--- BEGIN Recorded data ---

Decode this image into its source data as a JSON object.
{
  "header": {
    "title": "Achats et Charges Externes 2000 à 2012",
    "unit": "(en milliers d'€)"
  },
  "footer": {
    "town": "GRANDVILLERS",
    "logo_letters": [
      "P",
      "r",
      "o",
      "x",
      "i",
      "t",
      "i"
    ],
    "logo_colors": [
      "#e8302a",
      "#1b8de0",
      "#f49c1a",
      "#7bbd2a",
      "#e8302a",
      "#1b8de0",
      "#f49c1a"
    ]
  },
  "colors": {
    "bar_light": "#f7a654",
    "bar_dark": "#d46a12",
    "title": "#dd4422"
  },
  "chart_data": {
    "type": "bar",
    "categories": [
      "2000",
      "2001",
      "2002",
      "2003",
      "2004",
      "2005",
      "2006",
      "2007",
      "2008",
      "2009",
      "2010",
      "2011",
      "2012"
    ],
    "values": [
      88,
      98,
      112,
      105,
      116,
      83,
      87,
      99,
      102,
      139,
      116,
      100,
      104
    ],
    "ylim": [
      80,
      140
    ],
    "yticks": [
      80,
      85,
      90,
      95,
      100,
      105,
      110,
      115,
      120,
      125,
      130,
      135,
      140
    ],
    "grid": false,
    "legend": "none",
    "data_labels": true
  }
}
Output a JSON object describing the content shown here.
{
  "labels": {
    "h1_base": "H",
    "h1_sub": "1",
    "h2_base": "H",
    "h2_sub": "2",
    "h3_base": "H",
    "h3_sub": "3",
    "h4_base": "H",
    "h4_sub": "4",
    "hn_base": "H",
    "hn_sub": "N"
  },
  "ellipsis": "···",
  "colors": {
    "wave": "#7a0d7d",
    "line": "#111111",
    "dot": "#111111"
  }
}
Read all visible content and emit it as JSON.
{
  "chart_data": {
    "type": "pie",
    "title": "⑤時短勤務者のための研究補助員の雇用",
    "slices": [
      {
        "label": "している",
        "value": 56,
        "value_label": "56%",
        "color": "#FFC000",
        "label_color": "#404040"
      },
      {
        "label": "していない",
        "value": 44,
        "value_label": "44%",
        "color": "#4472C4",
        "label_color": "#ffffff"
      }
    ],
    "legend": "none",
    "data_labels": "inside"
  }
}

--- END Recorded data ---

* [Work instructions]: Each record must be returned exactly as it is written.

* [Answer for this exercise]:
Decode this image into its source data as a JSON object.
{
  "header": {
    "title": "Achats et Charges Externes 2000 à 2012",
    "unit": "(en milliers d'€)"
  },
  "footer": {
    "town": "GRANDVILLERS",
    "logo_letters": [
      "P",
      "r",
      "o",
      "x",
      "i",
      "t",
      "i"
    ],
    "logo_colors": [
      "#e8302a",
      "#1b8de0",
      "#f49c1a",
      "#7bbd2a",
      "#e8302a",
      "#1b8de0",
      "#f49c1a"
    ]
  },
  "colors": {
    "bar_light": "#f7a654",
    "bar_dark": "#d46a12",
    "title": "#dd4422"
  },
  "chart_data": {
    "type": "bar",
    "categories": [
      "2000",
      "2001",
      "2002",
      "2003",
      "2004",
      "2005",
      "2006",
      "2007",
      "2008",
      "2009",
      "2010",
      "2011",
      "2012"
    ],
    "values": [
      88,
      98,
      112,
      105,
      116,
      83,
      87,
      99,
      102,
      139,
      116,
      100,
      104
    ],
    "ylim": [
      80,
      140
    ],
    "yticks": [
      80,
      85,
      90,
      95,
      100,
      105,
      110,
      115,
      120,
      125,
      130,
      135,
      140
    ],
    "grid": false,
    "legend": "none",
    "data_labels": true
  }
}
Output a JSON object describing the content shown here.
{
  "labels": {
    "h1_base": "H",
    "h1_sub": "1",
    "h2_base": "H",
    "h2_sub": "2",
    "h3_base": "H",
    "h3_sub": "3",
    "h4_base": "H",
    "h4_sub": "4",
    "hn_base": "H",
    "hn_sub": "N"
  },
  "ellipsis": "···",
  "colors": {
    "wave": "#7a0d7d",
    "line": "#111111",
    "dot": "#111111"
  }
}
Read all visible content and emit it as JSON.
{
  "chart_data": {
    "type": "pie",
    "title": "⑤時短勤務者のための研究補助員の雇用",
    "slices": [
      {
        "label": "している",
        "value": 56,
        "value_label": "56%",
        "color": "#FFC000",
        "label_color": "#404040"
      },
      {
        "label": "していない",
        "value": 44,
        "value_label": "44%",
        "color": "#4472C4",
        "label_color": "#ffffff"
      }
    ],
    "legend": "none",
    "data_labels": "inside"
  }
}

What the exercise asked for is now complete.